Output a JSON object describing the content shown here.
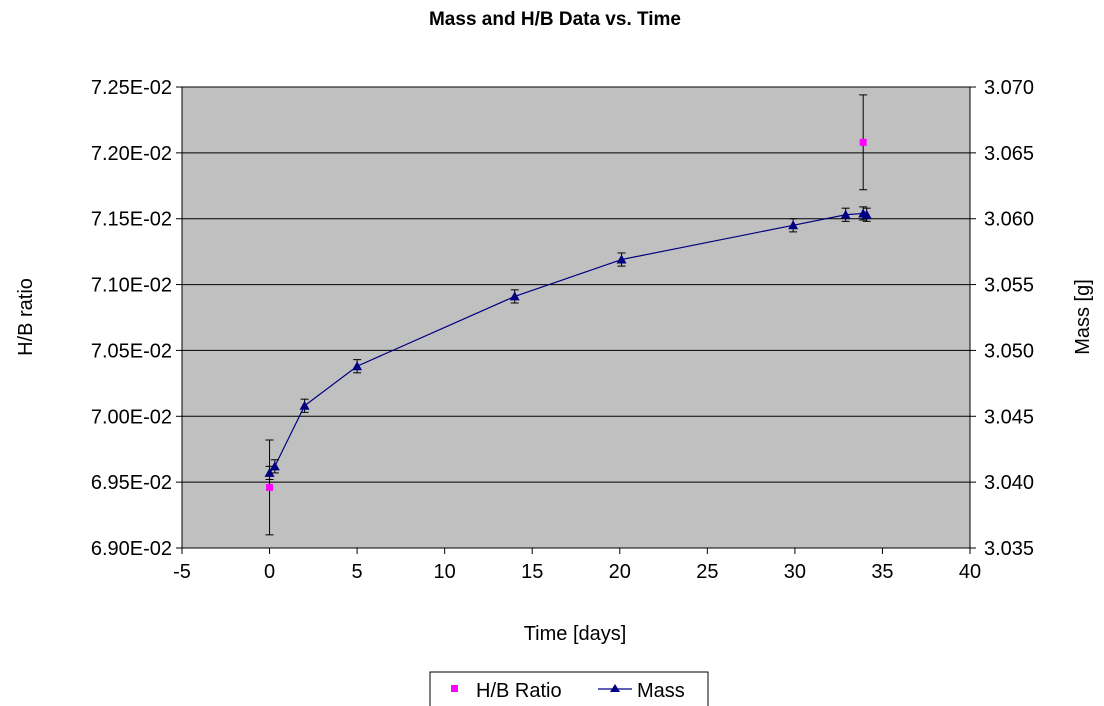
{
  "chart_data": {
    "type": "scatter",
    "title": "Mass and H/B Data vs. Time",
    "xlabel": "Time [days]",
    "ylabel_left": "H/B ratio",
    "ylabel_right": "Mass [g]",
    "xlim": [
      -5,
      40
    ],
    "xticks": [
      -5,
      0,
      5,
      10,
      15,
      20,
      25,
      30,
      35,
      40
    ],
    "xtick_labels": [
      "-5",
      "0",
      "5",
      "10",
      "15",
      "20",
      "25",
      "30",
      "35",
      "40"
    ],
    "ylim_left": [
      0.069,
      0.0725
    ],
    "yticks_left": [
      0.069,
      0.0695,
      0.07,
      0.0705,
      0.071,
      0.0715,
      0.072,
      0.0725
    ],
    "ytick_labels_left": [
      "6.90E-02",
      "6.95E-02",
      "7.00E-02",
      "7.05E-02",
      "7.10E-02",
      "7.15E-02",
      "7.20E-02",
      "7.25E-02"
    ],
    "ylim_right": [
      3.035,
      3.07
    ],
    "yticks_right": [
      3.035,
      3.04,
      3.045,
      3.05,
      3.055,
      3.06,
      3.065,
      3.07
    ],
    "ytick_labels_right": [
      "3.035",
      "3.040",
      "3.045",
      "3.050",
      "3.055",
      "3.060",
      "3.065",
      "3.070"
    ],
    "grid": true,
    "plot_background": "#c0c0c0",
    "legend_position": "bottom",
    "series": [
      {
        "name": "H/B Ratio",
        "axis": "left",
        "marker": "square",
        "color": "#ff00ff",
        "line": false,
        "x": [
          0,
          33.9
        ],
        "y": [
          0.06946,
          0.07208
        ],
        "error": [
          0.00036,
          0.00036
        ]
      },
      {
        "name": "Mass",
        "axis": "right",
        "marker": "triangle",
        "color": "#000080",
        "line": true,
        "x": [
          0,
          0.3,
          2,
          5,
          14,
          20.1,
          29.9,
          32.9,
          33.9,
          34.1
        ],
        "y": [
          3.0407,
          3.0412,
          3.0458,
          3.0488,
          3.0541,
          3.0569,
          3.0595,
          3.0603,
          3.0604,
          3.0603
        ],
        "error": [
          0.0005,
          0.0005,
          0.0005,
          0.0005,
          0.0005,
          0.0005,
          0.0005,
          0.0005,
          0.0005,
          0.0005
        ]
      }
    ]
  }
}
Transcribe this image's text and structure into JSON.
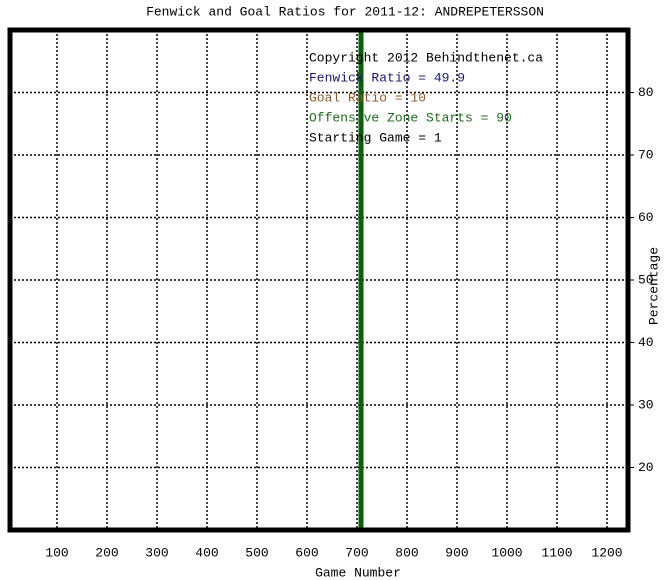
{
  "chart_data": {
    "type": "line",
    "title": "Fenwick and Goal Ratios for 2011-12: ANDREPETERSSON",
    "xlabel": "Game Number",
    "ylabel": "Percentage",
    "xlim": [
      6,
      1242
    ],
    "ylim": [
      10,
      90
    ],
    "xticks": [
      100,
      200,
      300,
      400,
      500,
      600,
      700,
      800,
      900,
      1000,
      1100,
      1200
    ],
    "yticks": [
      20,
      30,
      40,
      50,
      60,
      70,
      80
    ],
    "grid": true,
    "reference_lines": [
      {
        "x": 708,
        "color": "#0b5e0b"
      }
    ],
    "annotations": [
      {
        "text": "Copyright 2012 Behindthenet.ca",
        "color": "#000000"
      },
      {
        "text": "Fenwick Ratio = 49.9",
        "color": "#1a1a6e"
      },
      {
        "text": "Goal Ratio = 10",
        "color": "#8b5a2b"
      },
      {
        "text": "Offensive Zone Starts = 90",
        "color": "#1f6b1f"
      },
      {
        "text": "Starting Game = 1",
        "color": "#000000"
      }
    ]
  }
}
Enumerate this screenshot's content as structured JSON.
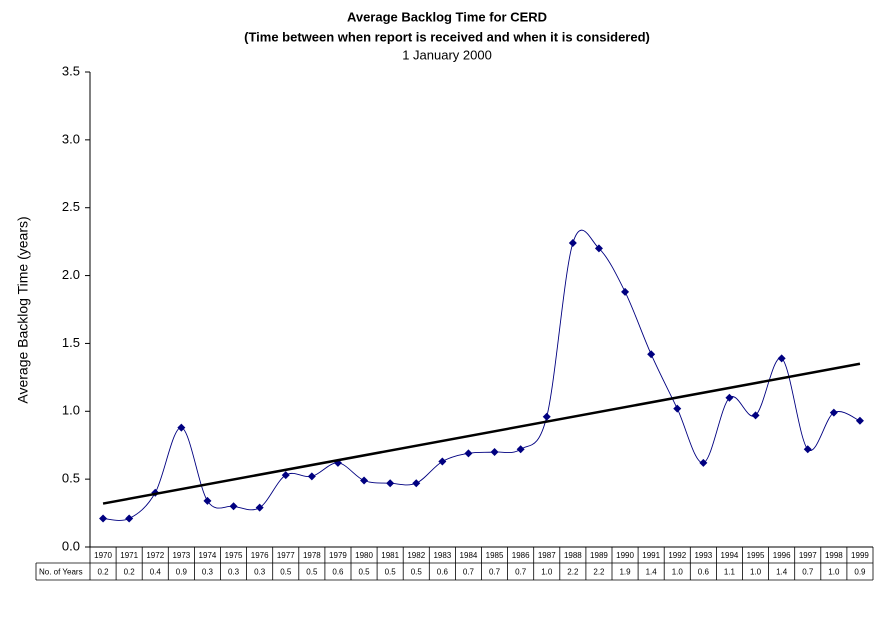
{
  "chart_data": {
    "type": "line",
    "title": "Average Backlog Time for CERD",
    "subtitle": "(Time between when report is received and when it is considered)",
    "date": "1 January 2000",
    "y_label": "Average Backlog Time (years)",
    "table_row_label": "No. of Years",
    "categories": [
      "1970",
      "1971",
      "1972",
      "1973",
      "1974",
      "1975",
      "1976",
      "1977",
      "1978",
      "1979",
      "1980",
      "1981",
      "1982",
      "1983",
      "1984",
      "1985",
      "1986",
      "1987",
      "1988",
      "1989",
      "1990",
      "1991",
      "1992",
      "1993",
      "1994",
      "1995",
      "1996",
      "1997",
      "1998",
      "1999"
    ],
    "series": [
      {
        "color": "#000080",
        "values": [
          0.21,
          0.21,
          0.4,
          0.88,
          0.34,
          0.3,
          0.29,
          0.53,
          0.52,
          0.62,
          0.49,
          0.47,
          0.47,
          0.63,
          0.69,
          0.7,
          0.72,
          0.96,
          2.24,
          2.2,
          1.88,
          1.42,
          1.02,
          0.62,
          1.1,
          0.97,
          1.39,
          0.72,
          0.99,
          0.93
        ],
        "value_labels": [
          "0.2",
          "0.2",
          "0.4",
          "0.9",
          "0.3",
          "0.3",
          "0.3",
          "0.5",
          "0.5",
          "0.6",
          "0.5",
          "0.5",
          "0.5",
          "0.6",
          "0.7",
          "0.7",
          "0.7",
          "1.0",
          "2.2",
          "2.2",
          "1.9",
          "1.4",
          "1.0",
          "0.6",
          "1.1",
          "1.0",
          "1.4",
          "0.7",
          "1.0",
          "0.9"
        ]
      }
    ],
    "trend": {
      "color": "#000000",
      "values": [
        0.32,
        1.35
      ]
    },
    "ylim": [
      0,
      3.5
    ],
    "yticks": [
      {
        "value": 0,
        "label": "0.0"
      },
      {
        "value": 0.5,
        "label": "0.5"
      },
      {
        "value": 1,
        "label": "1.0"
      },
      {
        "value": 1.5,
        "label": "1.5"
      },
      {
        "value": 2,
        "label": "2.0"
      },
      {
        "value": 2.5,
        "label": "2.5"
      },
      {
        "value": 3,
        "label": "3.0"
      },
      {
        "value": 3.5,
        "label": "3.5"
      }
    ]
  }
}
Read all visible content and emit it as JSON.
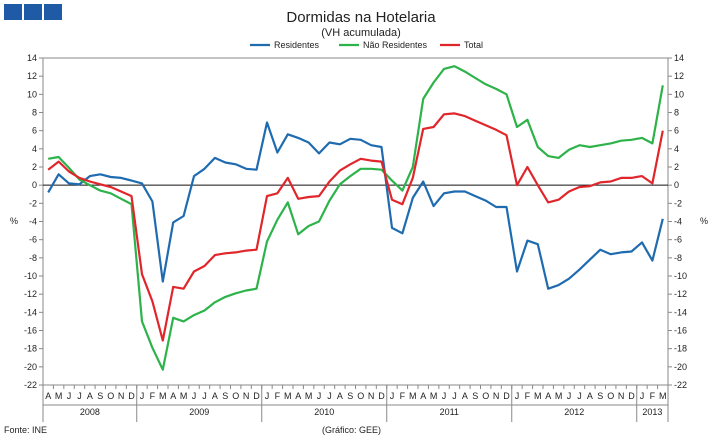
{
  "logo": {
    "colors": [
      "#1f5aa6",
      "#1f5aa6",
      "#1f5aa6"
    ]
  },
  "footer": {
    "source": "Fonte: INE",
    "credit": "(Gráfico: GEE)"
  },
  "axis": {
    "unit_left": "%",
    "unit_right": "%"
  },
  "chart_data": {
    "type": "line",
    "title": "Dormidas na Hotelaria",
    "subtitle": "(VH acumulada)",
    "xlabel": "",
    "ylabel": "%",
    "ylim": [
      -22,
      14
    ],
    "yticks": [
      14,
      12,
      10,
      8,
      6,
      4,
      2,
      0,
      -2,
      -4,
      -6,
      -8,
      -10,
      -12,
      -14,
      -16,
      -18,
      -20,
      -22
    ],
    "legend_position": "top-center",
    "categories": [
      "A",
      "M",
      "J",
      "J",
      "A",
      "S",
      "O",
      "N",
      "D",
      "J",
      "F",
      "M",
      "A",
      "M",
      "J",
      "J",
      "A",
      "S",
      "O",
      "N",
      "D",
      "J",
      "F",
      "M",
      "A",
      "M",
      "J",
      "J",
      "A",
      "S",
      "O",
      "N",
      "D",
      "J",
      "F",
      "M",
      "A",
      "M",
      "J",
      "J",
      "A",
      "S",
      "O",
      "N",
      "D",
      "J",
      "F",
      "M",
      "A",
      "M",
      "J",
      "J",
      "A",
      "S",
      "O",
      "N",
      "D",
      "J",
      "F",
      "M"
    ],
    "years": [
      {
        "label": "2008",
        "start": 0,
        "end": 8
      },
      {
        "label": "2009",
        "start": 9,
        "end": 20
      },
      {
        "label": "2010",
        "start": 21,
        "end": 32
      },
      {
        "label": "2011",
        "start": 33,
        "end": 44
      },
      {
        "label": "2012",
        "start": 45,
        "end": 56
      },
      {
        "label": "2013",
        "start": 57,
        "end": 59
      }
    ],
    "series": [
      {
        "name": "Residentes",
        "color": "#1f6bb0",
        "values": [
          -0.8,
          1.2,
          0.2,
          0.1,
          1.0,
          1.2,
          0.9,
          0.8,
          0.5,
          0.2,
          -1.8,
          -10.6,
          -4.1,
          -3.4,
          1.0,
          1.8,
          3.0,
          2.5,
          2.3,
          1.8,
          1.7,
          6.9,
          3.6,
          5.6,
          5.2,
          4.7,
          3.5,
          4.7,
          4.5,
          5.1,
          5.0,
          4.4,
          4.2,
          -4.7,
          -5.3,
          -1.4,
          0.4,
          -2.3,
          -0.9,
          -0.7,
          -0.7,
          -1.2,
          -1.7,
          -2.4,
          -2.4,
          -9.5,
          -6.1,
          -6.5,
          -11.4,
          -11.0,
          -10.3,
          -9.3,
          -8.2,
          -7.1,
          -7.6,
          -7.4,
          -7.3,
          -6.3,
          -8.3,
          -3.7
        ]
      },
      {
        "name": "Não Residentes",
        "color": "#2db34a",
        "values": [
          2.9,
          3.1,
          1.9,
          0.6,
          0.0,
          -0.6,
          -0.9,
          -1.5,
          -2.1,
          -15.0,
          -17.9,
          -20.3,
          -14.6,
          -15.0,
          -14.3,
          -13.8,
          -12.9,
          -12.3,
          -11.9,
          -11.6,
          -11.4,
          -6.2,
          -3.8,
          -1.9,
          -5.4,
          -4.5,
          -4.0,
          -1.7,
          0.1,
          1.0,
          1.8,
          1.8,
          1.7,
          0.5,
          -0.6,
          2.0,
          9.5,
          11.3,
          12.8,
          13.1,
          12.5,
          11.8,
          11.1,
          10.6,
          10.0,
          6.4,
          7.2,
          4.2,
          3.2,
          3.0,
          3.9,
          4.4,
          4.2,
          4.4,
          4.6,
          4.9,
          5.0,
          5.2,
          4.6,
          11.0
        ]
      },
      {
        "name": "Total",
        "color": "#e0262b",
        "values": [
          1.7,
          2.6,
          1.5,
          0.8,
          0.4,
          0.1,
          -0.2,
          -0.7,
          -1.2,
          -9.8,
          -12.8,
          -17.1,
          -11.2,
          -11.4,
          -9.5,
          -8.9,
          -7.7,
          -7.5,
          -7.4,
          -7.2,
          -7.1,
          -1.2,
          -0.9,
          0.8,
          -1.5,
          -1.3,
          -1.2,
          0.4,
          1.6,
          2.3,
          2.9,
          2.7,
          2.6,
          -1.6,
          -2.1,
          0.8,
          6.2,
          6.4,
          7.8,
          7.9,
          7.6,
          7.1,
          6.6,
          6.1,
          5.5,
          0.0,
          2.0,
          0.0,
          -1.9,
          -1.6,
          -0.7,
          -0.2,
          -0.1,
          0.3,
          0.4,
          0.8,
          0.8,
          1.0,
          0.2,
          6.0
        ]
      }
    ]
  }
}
□ □ □ □ □
*Exercise:* Look for the word "this" in every line of the listing and copy the lines that have it.

*Complete answer:*
Transcribe this image's text and structure into JSON.
Enumerate this screenshot's content as structured JSON.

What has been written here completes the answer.